Texte source:
___

Quand une huître se mouche elle meurt  
16-08-95 - Renaud envoyé spécial chez moi 
J'ai envie d'écrire une chanson sur les huîtres. Je sais pas
pourquoi, ces petits animaux qui m'ont dégoûté pendant quarante-trois
ans me sont, subitement, devenus sympathiques. C'est probablement parce
que je suis allé les voir chez eux, dans leur biotope comme on dit
maintenant. Je n'en suis pas encore à penser que les huîtres ont une
âme, qu'elles sont capables de sentiments comme la peur, la douleur ou
la joie, mais qu'elles sont rusées, oui, ça je suis sûr... C'est aussi
ce qui me les rend attirantes. J'aime bien la ruse chez les animaux.
C'est souvent lié à un instinct de survie bien compréhensible. Alors
que la ruse chez l'homme relève plutôt d'un désir un peu malsain de
dominer, de séduire, de niquer son contemporain, la ruse animale n'est
conditionnée que par une unique préoccupation : bouffer sans se faire
bouffer.

La ruse de l'huître est évidente, risible, pour ainsi dire
pitoyable de pathétisme : elle fait exprès d'être répugnante d'aspect,
pour pas se faire manger. Par un crabe, un poulpe ou un Parisien en
vacances. Si elle ressemblait à une omelette aux cèpes ou à une sole
meunière, elle serait, au moins de la part de ce dernier, l'objet de
toutes les gastronomiques convoitises. Au lieu de ça, elle a choisi de
se déguiser, planquée dans sa coquille un peu dégueu, en tuberculeuse
expectoration. Pas de bras, pas de jambes, pas de vêtements, pas de
bijoux, pas de sac à main, pas de chapeau. Une espèce de créature
gluante et flasque, aussi dénuée d'élégance qu'un édito de Suffert dans
Le Figaro, aussi attirante que la grille des programmes de TF1 pour la
rentrée. Quant au sexe, n'en parlons même pas. Si j'étais un mec
huître, je crois que je préférerais une union contre nature avec une
vieille tong rejetée par la marée plutôt que de me taper une femme

Lovée dans sa blanche gangue de nacre, l'huître fait penser à un
vieux mollard du matin dans un lavabo d'hôtel de province. Insensible à
toute forme d'émotion, une symphonie de Mendelssohn comme la lecture du
dernier Daniel Pennac la laissent totalement froide. Et pas seulement
parce que le dernier Daniel Pennac est un peu chiant. Seules quelques
gouttes de citron sur sa chair nauséabonde laissent transparaître chez
elle l'expression d'un sentiment de colère, et encore, si ça se trouve,
c'est du plaisir. On ne saura jamais. L'huître est silencieuse comme
une carpe et ce ne sont que les hâtives hypothèses aléatoires de
scientifiques qui nous autorisent à conclure que le citron l'énerve.

___

Relevés d'annotations spatiales:

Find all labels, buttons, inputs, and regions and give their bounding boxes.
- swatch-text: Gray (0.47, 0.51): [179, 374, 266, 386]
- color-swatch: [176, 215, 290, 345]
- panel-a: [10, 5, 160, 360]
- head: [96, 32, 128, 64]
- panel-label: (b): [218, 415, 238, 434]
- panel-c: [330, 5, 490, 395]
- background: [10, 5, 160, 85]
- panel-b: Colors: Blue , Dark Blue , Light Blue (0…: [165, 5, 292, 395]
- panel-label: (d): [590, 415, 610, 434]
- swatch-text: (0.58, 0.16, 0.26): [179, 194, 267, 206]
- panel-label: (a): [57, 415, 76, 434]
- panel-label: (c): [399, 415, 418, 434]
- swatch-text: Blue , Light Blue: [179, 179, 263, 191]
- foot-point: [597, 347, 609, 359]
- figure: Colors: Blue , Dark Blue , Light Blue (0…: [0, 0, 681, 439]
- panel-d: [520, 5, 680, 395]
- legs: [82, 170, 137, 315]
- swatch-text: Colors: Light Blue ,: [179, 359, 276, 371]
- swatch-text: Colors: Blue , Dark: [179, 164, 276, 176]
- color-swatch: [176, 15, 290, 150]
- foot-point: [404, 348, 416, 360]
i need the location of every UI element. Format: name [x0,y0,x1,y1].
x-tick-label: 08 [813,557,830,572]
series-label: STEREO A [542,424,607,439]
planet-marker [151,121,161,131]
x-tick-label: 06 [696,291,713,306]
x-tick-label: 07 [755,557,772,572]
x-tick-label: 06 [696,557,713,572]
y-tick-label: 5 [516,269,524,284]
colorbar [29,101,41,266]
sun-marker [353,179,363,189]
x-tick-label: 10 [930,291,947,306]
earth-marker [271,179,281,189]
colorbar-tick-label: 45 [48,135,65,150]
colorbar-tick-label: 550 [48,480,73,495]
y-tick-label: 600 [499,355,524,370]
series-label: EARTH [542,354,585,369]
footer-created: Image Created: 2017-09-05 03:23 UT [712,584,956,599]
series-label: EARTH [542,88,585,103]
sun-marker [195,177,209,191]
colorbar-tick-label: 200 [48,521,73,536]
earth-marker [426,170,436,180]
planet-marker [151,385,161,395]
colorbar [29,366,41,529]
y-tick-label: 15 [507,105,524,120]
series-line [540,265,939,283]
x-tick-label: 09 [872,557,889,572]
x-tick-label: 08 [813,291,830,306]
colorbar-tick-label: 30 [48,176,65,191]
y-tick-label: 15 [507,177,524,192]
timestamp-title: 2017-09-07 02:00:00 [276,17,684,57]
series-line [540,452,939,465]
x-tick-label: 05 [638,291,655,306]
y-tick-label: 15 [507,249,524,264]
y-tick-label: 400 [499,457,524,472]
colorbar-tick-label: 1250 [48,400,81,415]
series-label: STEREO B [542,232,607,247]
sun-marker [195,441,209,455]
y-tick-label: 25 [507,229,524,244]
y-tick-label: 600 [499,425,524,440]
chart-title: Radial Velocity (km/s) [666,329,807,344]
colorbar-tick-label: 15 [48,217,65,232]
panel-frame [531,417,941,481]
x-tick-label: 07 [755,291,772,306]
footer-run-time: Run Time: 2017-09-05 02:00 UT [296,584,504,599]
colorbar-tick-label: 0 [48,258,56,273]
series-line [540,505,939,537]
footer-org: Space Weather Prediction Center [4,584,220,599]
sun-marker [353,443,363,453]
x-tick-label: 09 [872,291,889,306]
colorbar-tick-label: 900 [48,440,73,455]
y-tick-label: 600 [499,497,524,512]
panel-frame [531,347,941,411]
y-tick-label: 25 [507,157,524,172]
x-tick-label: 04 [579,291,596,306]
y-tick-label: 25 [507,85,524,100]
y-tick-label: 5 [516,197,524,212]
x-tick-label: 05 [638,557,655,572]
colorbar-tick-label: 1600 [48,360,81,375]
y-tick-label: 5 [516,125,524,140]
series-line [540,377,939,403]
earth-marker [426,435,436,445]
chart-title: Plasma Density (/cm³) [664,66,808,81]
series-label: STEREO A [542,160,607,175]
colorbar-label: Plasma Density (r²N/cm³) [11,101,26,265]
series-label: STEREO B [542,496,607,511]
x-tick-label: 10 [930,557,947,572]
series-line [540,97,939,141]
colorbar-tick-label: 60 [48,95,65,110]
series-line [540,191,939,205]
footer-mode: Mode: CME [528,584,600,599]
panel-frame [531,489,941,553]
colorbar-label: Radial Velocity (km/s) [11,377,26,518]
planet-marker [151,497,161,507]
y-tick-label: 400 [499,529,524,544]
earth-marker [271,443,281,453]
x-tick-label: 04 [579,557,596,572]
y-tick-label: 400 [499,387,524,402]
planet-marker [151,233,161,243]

___

Tâche demandée: Pouvez-vous recopier le passage du texte sur les huîtres qui commence à "Quand une huître" et se termine à "chez les animaux.", en remplaçant "sympathiques" par "attachants" ?

Résultat obtenu:
Quand une huître se mouche elle meurt  
16-08-95 - Renaud envoyé spécial chez moi 
J'ai envie d'écrire une chanson sur les huîtres. Je sais pas
pourquoi, ces petits animaux qui m'ont dégoûté pendant quarante-trois
ans me sont, subitement, devenus attachants. C'est probablement parce
que je suis allé les voir chez eux, dans leur biotope comme on dit
maintenant. Je n'en suis pas encore à penser que les huîtres ont une
âme, qu'elles sont capables de sentiments comme la peur, la douleur ou
la joie, mais qu'elles sont rusées, oui, ça je suis sûr... C'est aussi
ce qui me les rend attirantes. J'aime bien la ruse chez les animaux.